Goal:
Write out the records again, exactly, leaving none out.

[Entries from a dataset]
>>
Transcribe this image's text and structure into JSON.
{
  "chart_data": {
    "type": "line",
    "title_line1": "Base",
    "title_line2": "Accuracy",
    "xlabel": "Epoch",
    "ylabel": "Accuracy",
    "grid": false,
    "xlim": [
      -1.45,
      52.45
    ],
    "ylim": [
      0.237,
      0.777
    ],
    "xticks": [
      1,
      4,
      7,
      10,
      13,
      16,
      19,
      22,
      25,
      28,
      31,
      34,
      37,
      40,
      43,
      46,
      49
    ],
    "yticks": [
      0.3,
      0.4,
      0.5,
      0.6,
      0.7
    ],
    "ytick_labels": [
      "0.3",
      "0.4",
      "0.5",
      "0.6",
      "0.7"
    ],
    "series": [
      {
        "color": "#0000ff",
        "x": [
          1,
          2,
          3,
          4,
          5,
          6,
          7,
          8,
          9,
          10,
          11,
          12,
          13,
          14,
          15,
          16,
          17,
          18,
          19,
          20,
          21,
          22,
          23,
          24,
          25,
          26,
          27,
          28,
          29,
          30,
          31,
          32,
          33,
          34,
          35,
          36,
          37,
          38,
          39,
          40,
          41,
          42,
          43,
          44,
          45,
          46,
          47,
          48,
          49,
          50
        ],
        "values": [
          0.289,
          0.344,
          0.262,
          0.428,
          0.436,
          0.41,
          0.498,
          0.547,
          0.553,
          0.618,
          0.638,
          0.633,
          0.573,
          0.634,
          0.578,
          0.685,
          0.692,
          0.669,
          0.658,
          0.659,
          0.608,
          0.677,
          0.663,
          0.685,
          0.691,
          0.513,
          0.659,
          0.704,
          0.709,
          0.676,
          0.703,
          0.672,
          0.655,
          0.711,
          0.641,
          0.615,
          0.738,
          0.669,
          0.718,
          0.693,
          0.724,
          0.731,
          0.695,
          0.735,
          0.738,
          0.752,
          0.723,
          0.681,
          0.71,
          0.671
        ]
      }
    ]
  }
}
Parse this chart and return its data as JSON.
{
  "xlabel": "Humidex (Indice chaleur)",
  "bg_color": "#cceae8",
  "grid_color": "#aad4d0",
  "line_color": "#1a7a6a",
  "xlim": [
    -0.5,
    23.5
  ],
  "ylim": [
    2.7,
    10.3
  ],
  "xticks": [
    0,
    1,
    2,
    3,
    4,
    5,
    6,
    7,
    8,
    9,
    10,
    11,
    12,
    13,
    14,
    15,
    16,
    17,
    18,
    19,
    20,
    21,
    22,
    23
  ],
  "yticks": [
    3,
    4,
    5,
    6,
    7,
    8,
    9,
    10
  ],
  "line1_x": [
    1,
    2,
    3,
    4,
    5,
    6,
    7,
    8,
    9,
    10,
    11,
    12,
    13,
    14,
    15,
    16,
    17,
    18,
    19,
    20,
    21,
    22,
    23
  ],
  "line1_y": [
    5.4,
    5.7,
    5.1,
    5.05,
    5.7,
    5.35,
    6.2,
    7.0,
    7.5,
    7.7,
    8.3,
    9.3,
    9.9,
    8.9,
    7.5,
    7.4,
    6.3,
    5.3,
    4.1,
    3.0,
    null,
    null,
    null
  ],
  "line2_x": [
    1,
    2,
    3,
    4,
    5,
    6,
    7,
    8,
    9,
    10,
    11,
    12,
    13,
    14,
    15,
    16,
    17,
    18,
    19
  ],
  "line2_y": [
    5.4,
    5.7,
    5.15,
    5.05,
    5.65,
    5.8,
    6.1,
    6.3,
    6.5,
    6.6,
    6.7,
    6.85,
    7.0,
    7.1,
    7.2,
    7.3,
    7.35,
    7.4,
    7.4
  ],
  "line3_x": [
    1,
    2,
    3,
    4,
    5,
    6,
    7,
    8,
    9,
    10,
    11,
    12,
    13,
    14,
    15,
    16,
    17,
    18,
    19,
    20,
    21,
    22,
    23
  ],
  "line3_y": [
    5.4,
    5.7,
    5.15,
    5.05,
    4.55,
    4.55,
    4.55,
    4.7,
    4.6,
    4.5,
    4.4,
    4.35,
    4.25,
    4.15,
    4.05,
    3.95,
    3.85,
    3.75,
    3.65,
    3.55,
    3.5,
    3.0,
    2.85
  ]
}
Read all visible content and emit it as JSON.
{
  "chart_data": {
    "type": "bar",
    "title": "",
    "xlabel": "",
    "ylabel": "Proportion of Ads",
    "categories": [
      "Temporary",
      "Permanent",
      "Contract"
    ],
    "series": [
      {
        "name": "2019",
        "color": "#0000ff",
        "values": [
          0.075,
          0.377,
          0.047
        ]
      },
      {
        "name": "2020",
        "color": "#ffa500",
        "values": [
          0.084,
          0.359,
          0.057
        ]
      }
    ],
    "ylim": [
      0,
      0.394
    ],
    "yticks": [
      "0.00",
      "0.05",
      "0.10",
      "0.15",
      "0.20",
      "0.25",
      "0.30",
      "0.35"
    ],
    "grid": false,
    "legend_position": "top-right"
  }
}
<<
Complete output:
Transcribe this image's text and structure into JSON.
{
  "chart_data": {
    "type": "line",
    "title_line1": "Base",
    "title_line2": "Accuracy",
    "xlabel": "Epoch",
    "ylabel": "Accuracy",
    "grid": false,
    "xlim": [
      -1.45,
      52.45
    ],
    "ylim": [
      0.237,
      0.777
    ],
    "xticks": [
      1,
      4,
      7,
      10,
      13,
      16,
      19,
      22,
      25,
      28,
      31,
      34,
      37,
      40,
      43,
      46,
      49
    ],
    "yticks": [
      0.3,
      0.4,
      0.5,
      0.6,
      0.7
    ],
    "ytick_labels": [
      "0.3",
      "0.4",
      "0.5",
      "0.6",
      "0.7"
    ],
    "series": [
      {
        "color": "#0000ff",
        "x": [
          1,
          2,
          3,
          4,
          5,
          6,
          7,
          8,
          9,
          10,
          11,
          12,
          13,
          14,
          15,
          16,
          17,
          18,
          19,
          20,
          21,
          22,
          23,
          24,
          25,
          26,
          27,
          28,
          29,
          30,
          31,
          32,
          33,
          34,
          35,
          36,
          37,
          38,
          39,
          40,
          41,
          42,
          43,
          44,
          45,
          46,
          47,
          48,
          49,
          50
        ],
        "values": [
          0.289,
          0.344,
          0.262,
          0.428,
          0.436,
          0.41,
          0.498,
          0.547,
          0.553,
          0.618,
          0.638,
          0.633,
          0.573,
          0.634,
          0.578,
          0.685,
          0.692,
          0.669,
          0.658,
          0.659,
          0.608,
          0.677,
          0.663,
          0.685,
          0.691,
          0.513,
          0.659,
          0.704,
          0.709,
          0.676,
          0.703,
          0.672,
          0.655,
          0.711,
          0.641,
          0.615,
          0.738,
          0.669,
          0.718,
          0.693,
          0.724,
          0.731,
          0.695,
          0.735,
          0.738,
          0.752,
          0.723,
          0.681,
          0.71,
          0.671
        ]
      }
    ]
  }
}
Parse this chart and return its data as JSON.
{
  "xlabel": "Humidex (Indice chaleur)",
  "bg_color": "#cceae8",
  "grid_color": "#aad4d0",
  "line_color": "#1a7a6a",
  "xlim": [
    -0.5,
    23.5
  ],
  "ylim": [
    2.7,
    10.3
  ],
  "xticks": [
    0,
    1,
    2,
    3,
    4,
    5,
    6,
    7,
    8,
    9,
    10,
    11,
    12,
    13,
    14,
    15,
    16,
    17,
    18,
    19,
    20,
    21,
    22,
    23
  ],
  "yticks": [
    3,
    4,
    5,
    6,
    7,
    8,
    9,
    10
  ],
  "line1_x": [
    1,
    2,
    3,
    4,
    5,
    6,
    7,
    8,
    9,
    10,
    11,
    12,
    13,
    14,
    15,
    16,
    17,
    18,
    19,
    20,
    21,
    22,
    23
  ],
  "line1_y": [
    5.4,
    5.7,
    5.1,
    5.05,
    5.7,
    5.35,
    6.2,
    7.0,
    7.5,
    7.7,
    8.3,
    9.3,
    9.9,
    8.9,
    7.5,
    7.4,
    6.3,
    5.3,
    4.1,
    3.0,
    null,
    null,
    null
  ],
  "line2_x": [
    1,
    2,
    3,
    4,
    5,
    6,
    7,
    8,
    9,
    10,
    11,
    12,
    13,
    14,
    15,
    16,
    17,
    18,
    19
  ],
  "line2_y": [
    5.4,
    5.7,
    5.15,
    5.05,
    5.65,
    5.8,
    6.1,
    6.3,
    6.5,
    6.6,
    6.7,
    6.85,
    7.0,
    7.1,
    7.2,
    7.3,
    7.35,
    7.4,
    7.4
  ],
  "line3_x": [
    1,
    2,
    3,
    4,
    5,
    6,
    7,
    8,
    9,
    10,
    11,
    12,
    13,
    14,
    15,
    16,
    17,
    18,
    19,
    20,
    21,
    22,
    23
  ],
  "line3_y": [
    5.4,
    5.7,
    5.15,
    5.05,
    4.55,
    4.55,
    4.55,
    4.7,
    4.6,
    4.5,
    4.4,
    4.35,
    4.25,
    4.15,
    4.05,
    3.95,
    3.85,
    3.75,
    3.65,
    3.55,
    3.5,
    3.0,
    2.85
  ]
}
Read all visible content and emit it as JSON.
{
  "chart_data": {
    "type": "bar",
    "title": "",
    "xlabel": "",
    "ylabel": "Proportion of Ads",
    "categories": [
      "Temporary",
      "Permanent",
      "Contract"
    ],
    "series": [
      {
        "name": "2019",
        "color": "#0000ff",
        "values": [
          0.075,
          0.377,
          0.047
        ]
      },
      {
        "name": "2020",
        "color": "#ffa500",
        "values": [
          0.084,
          0.359,
          0.057
        ]
      }
    ],
    "ylim": [
      0,
      0.394
    ],
    "yticks": [
      "0.00",
      "0.05",
      "0.10",
      "0.15",
      "0.20",
      "0.25",
      "0.30",
      "0.35"
    ],
    "grid": false,
    "legend_position": "top-right"
  }
}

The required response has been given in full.